| WHAT IS ASKED |
Report all lines holding "JSON".

| INPUT DATA |

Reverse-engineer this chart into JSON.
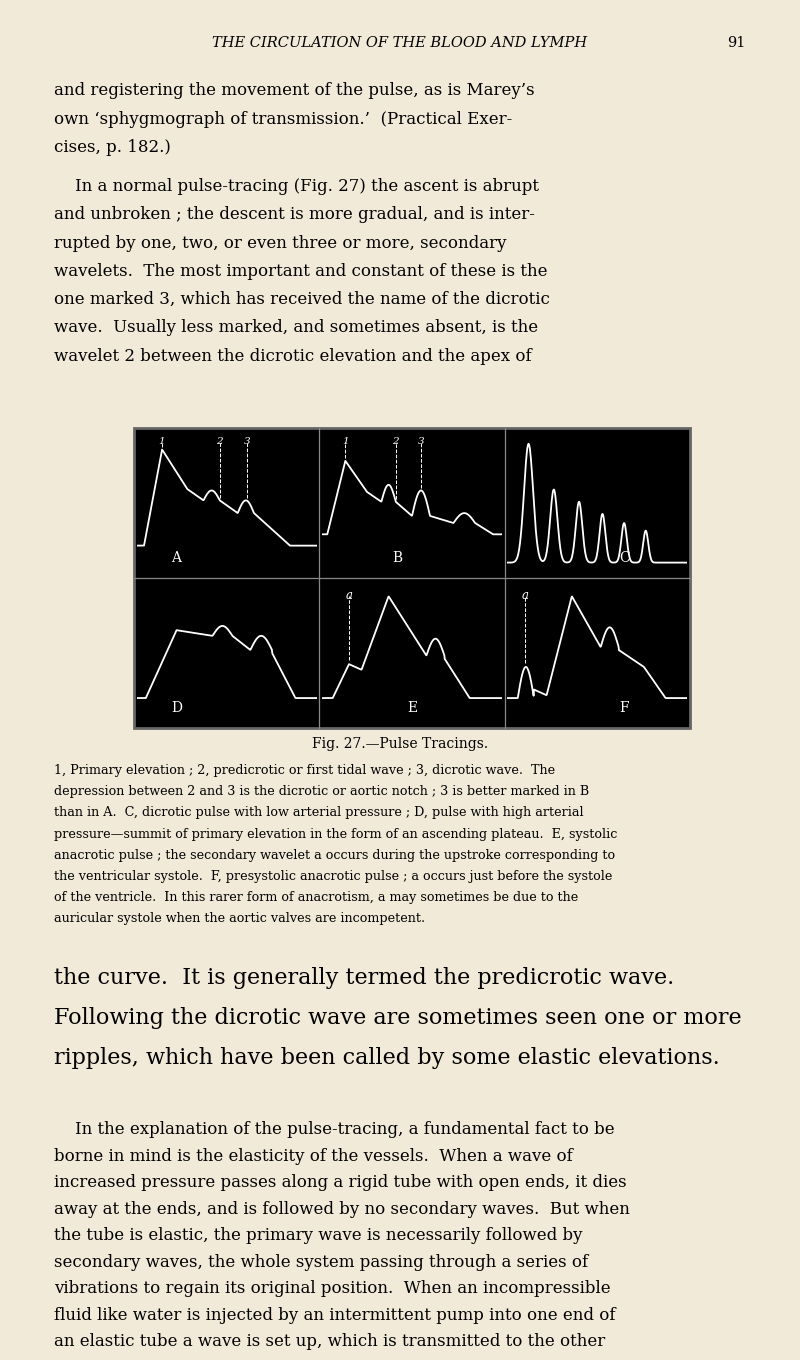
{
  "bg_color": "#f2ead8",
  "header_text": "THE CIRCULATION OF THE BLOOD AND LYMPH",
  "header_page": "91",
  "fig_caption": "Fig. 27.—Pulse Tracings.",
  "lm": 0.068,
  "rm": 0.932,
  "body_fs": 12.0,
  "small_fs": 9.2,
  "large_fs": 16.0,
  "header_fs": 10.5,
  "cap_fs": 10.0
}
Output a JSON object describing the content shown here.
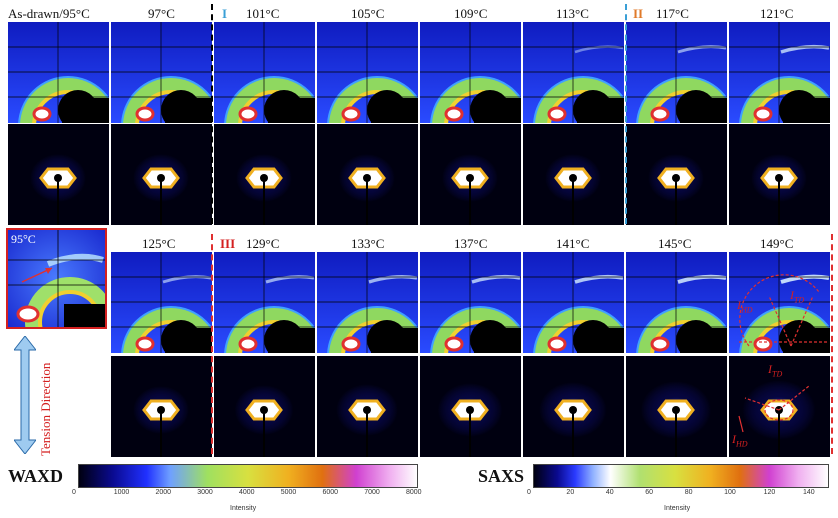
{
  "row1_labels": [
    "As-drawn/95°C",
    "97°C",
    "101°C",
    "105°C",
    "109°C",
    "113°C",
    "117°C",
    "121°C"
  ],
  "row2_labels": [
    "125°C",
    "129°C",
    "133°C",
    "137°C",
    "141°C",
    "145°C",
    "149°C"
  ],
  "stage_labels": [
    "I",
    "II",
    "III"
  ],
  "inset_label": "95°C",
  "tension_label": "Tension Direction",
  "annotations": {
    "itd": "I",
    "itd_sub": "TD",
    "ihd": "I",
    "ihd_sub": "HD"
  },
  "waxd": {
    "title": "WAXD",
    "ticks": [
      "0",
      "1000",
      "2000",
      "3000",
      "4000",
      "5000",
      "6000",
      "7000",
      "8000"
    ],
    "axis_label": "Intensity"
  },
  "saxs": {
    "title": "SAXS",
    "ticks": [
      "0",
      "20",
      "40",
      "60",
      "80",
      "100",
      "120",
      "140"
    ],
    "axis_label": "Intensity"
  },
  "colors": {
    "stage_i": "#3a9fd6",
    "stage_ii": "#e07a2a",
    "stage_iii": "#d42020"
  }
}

| SOLUTION TO THIS EXERCISE |
Reverse-engineer this chart into JSON.
Output a JSON object describing the content shown here.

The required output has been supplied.